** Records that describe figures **
----
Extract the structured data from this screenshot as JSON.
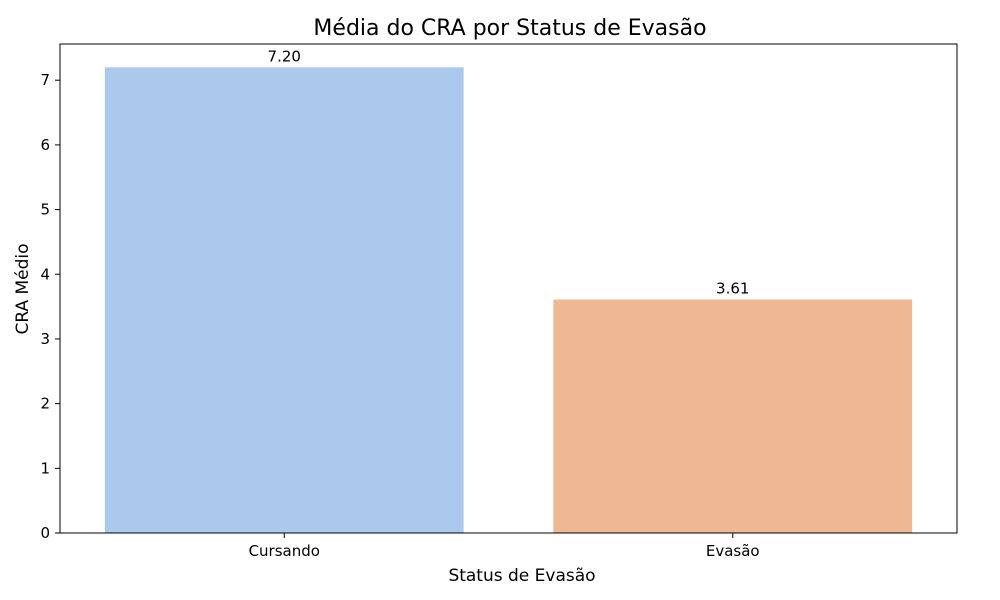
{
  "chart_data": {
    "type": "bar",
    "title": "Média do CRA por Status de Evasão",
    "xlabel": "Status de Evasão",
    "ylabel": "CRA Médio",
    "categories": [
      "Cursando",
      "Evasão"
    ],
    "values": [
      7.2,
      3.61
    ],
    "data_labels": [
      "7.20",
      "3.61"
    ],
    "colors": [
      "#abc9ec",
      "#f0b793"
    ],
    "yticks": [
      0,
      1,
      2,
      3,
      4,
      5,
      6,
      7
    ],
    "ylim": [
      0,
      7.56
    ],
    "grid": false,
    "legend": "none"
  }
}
----
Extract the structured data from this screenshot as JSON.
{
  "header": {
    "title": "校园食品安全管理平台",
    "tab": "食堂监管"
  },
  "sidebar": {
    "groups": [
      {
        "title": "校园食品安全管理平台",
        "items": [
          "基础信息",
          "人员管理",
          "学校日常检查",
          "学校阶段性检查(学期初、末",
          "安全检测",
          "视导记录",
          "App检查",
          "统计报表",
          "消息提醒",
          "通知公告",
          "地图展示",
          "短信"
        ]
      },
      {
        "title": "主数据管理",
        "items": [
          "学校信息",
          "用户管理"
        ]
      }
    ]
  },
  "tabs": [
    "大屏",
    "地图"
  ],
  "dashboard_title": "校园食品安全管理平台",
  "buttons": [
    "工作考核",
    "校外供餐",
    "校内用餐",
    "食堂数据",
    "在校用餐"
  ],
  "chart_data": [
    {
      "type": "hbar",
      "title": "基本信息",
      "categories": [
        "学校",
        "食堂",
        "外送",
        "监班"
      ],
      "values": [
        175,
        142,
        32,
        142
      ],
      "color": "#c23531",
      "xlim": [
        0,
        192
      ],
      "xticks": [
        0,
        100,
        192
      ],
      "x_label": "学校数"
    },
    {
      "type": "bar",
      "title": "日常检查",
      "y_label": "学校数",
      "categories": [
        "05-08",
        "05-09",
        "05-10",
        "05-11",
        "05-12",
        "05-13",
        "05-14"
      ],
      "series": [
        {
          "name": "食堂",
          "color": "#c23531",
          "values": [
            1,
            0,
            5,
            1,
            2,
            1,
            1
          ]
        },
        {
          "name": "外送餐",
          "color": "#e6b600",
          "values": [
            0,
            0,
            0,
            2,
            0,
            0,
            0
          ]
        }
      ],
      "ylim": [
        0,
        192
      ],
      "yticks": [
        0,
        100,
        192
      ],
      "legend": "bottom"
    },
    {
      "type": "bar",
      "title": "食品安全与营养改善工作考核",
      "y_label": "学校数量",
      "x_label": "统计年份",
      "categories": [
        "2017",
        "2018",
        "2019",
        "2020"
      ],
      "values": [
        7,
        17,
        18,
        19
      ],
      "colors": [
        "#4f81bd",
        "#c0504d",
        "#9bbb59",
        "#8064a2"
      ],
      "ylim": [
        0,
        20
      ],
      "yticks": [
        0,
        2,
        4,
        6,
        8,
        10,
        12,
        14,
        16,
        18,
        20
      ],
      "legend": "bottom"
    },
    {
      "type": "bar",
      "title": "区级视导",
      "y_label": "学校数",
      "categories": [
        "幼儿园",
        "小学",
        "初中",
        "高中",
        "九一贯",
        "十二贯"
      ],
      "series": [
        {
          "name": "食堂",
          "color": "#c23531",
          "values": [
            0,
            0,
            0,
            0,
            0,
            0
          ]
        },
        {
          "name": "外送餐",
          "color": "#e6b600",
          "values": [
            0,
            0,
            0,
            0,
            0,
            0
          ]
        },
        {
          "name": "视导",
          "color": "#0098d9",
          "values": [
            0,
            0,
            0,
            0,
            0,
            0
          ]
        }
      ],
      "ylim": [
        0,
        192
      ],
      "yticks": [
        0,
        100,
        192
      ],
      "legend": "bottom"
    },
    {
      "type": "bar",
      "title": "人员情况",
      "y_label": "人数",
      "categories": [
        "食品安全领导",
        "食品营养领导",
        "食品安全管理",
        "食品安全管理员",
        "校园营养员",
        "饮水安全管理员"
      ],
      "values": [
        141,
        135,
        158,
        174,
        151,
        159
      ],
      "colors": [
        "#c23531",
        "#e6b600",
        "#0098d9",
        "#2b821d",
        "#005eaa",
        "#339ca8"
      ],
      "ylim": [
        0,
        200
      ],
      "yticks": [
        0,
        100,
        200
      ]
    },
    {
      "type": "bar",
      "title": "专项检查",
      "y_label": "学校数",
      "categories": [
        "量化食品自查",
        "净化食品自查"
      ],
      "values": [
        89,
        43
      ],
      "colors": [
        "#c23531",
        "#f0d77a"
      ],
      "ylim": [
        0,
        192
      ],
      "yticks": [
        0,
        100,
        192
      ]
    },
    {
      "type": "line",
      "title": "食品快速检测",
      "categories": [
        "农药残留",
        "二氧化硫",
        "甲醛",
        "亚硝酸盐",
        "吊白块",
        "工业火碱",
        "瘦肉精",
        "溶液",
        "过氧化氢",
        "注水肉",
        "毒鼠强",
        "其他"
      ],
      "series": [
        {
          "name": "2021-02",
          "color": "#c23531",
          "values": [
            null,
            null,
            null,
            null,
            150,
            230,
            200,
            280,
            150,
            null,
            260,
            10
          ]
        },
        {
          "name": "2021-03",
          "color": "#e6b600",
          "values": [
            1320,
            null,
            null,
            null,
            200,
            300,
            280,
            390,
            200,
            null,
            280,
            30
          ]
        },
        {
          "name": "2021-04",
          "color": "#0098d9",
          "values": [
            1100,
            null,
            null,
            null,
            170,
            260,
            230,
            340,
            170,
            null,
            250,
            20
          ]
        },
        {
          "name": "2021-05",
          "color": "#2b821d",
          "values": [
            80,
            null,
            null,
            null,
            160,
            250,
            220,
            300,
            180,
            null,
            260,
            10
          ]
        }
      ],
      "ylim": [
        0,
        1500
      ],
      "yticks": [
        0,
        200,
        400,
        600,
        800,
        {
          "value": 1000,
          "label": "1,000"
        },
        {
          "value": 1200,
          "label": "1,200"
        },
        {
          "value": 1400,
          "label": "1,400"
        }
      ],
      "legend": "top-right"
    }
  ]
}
----
Which lines contain "Status"? Copy each of them out.

** The answer **
    "title": "Média do CRA por Status de Evasão",
    "xlabel": "Status de Evasão",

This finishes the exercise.